-- EXERCISE --
Give back all the data exactly, line by line.

-- WORKING DATA --
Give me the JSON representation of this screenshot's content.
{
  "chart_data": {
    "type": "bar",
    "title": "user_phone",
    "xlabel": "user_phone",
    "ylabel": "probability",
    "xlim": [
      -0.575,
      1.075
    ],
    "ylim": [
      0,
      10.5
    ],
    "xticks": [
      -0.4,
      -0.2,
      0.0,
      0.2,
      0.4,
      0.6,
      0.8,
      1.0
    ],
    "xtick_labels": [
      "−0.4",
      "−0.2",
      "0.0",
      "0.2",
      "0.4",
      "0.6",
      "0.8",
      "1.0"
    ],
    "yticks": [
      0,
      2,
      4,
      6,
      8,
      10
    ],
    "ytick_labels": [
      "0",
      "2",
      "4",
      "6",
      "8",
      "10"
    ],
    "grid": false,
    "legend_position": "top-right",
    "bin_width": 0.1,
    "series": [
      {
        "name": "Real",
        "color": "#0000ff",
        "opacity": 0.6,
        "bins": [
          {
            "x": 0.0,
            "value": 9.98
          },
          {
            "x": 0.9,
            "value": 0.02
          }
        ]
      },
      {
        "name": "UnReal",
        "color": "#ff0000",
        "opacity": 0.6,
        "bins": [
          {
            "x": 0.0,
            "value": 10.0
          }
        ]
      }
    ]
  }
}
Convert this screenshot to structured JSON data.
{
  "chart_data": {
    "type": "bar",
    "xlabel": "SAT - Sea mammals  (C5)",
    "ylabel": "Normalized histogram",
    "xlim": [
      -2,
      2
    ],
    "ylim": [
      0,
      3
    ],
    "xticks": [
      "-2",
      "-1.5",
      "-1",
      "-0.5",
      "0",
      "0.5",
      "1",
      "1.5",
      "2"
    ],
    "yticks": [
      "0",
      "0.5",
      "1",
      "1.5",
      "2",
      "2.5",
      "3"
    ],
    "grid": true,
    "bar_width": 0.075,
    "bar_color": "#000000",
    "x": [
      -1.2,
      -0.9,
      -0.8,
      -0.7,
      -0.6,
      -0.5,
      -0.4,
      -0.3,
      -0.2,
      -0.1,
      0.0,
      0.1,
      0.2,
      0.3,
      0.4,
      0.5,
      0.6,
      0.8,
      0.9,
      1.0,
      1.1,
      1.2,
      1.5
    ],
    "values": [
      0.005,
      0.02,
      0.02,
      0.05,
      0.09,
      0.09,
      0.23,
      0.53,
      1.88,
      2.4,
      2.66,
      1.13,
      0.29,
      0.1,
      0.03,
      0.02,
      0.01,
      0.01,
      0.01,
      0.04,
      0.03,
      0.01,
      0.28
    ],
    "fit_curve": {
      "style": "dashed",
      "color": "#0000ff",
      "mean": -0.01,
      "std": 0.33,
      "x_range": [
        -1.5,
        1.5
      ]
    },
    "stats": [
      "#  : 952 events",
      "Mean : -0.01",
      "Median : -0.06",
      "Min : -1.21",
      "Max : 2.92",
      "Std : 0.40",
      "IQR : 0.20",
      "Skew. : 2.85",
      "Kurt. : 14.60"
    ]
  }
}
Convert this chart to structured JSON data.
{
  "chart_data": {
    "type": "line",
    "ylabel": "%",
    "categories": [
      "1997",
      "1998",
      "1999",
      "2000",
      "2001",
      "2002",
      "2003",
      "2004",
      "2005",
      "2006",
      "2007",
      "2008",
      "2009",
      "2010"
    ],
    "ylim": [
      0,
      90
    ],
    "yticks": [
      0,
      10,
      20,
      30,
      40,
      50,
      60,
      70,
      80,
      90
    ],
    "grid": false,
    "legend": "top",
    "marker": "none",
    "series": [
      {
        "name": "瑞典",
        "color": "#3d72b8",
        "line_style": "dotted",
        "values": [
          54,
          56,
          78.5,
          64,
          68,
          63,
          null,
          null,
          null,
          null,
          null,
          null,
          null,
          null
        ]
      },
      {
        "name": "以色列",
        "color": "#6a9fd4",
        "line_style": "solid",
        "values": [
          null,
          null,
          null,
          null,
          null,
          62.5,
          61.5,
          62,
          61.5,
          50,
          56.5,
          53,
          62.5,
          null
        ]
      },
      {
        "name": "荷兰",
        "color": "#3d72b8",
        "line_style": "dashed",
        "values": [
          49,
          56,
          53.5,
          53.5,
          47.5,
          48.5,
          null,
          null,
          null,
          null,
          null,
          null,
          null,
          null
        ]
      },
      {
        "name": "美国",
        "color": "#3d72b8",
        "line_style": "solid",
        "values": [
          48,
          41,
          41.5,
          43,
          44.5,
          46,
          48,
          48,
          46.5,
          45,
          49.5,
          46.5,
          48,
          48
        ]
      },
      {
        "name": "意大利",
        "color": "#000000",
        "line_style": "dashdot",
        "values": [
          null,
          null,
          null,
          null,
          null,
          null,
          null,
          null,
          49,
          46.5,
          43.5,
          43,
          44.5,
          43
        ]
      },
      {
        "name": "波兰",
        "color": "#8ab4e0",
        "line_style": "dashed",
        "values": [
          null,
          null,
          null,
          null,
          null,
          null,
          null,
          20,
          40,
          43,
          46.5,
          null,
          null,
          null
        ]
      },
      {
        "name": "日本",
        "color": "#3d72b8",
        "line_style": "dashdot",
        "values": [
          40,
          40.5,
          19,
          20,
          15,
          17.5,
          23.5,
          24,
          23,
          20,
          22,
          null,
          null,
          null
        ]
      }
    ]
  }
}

-- FINAL RESULT --
Give me the JSON representation of this screenshot's content.
{
  "chart_data": {
    "type": "bar",
    "title": "user_phone",
    "xlabel": "user_phone",
    "ylabel": "probability",
    "xlim": [
      -0.575,
      1.075
    ],
    "ylim": [
      0,
      10.5
    ],
    "xticks": [
      -0.4,
      -0.2,
      0.0,
      0.2,
      0.4,
      0.6,
      0.8,
      1.0
    ],
    "xtick_labels": [
      "−0.4",
      "−0.2",
      "0.0",
      "0.2",
      "0.4",
      "0.6",
      "0.8",
      "1.0"
    ],
    "yticks": [
      0,
      2,
      4,
      6,
      8,
      10
    ],
    "ytick_labels": [
      "0",
      "2",
      "4",
      "6",
      "8",
      "10"
    ],
    "grid": false,
    "legend_position": "top-right",
    "bin_width": 0.1,
    "series": [
      {
        "name": "Real",
        "color": "#0000ff",
        "opacity": 0.6,
        "bins": [
          {
            "x": 0.0,
            "value": 9.98
          },
          {
            "x": 0.9,
            "value": 0.02
          }
        ]
      },
      {
        "name": "UnReal",
        "color": "#ff0000",
        "opacity": 0.6,
        "bins": [
          {
            "x": 0.0,
            "value": 10.0
          }
        ]
      }
    ]
  }
}
Convert this screenshot to structured JSON data.
{
  "chart_data": {
    "type": "bar",
    "xlabel": "SAT - Sea mammals  (C5)",
    "ylabel": "Normalized histogram",
    "xlim": [
      -2,
      2
    ],
    "ylim": [
      0,
      3
    ],
    "xticks": [
      "-2",
      "-1.5",
      "-1",
      "-0.5",
      "0",
      "0.5",
      "1",
      "1.5",
      "2"
    ],
    "yticks": [
      "0",
      "0.5",
      "1",
      "1.5",
      "2",
      "2.5",
      "3"
    ],
    "grid": true,
    "bar_width": 0.075,
    "bar_color": "#000000",
    "x": [
      -1.2,
      -0.9,
      -0.8,
      -0.7,
      -0.6,
      -0.5,
      -0.4,
      -0.3,
      -0.2,
      -0.1,
      0.0,
      0.1,
      0.2,
      0.3,
      0.4,
      0.5,
      0.6,
      0.8,
      0.9,
      1.0,
      1.1,
      1.2,
      1.5
    ],
    "values": [
      0.005,
      0.02,
      0.02,
      0.05,
      0.09,
      0.09,
      0.23,
      0.53,
      1.88,
      2.4,
      2.66,
      1.13,
      0.29,
      0.1,
      0.03,
      0.02,
      0.01,
      0.01,
      0.01,
      0.04,
      0.03,
      0.01,
      0.28
    ],
    "fit_curve": {
      "style": "dashed",
      "color": "#0000ff",
      "mean": -0.01,
      "std": 0.33,
      "x_range": [
        -1.5,
        1.5
      ]
    },
    "stats": [
      "#  : 952 events",
      "Mean : -0.01",
      "Median : -0.06",
      "Min : -1.21",
      "Max : 2.92",
      "Std : 0.40",
      "IQR : 0.20",
      "Skew. : 2.85",
      "Kurt. : 14.60"
    ]
  }
}
Convert this chart to structured JSON data.
{
  "chart_data": {
    "type": "line",
    "ylabel": "%",
    "categories": [
      "1997",
      "1998",
      "1999",
      "2000",
      "2001",
      "2002",
      "2003",
      "2004",
      "2005",
      "2006",
      "2007",
      "2008",
      "2009",
      "2010"
    ],
    "ylim": [
      0,
      90
    ],
    "yticks": [
      0,
      10,
      20,
      30,
      40,
      50,
      60,
      70,
      80,
      90
    ],
    "grid": false,
    "legend": "top",
    "marker": "none",
    "series": [
      {
        "name": "瑞典",
        "color": "#3d72b8",
        "line_style": "dotted",
        "values": [
          54,
          56,
          78.5,
          64,
          68,
          63,
          null,
          null,
          null,
          null,
          null,
          null,
          null,
          null
        ]
      },
      {
        "name": "以色列",
        "color": "#6a9fd4",
        "line_style": "solid",
        "values": [
          null,
          null,
          null,
          null,
          null,
          62.5,
          61.5,
          62,
          61.5,
          50,
          56.5,
          53,
          62.5,
          null
        ]
      },
      {
        "name": "荷兰",
        "color": "#3d72b8",
        "line_style": "dashed",
        "values": [
          49,
          56,
          53.5,
          53.5,
          47.5,
          48.5,
          null,
          null,
          null,
          null,
          null,
          null,
          null,
          null
        ]
      },
      {
        "name": "美国",
        "color": "#3d72b8",
        "line_style": "solid",
        "values": [
          48,
          41,
          41.5,
          43,
          44.5,
          46,
          48,
          48,
          46.5,
          45,
          49.5,
          46.5,
          48,
          48
        ]
      },
      {
        "name": "意大利",
        "color": "#000000",
        "line_style": "dashdot",
        "values": [
          null,
          null,
          null,
          null,
          null,
          null,
          null,
          null,
          49,
          46.5,
          43.5,
          43,
          44.5,
          43
        ]
      },
      {
        "name": "波兰",
        "color": "#8ab4e0",
        "line_style": "dashed",
        "values": [
          null,
          null,
          null,
          null,
          null,
          null,
          null,
          20,
          40,
          43,
          46.5,
          null,
          null,
          null
        ]
      },
      {
        "name": "日本",
        "color": "#3d72b8",
        "line_style": "dashdot",
        "values": [
          40,
          40.5,
          19,
          20,
          15,
          17.5,
          23.5,
          24,
          23,
          20,
          22,
          null,
          null,
          null
        ]
      }
    ]
  }
}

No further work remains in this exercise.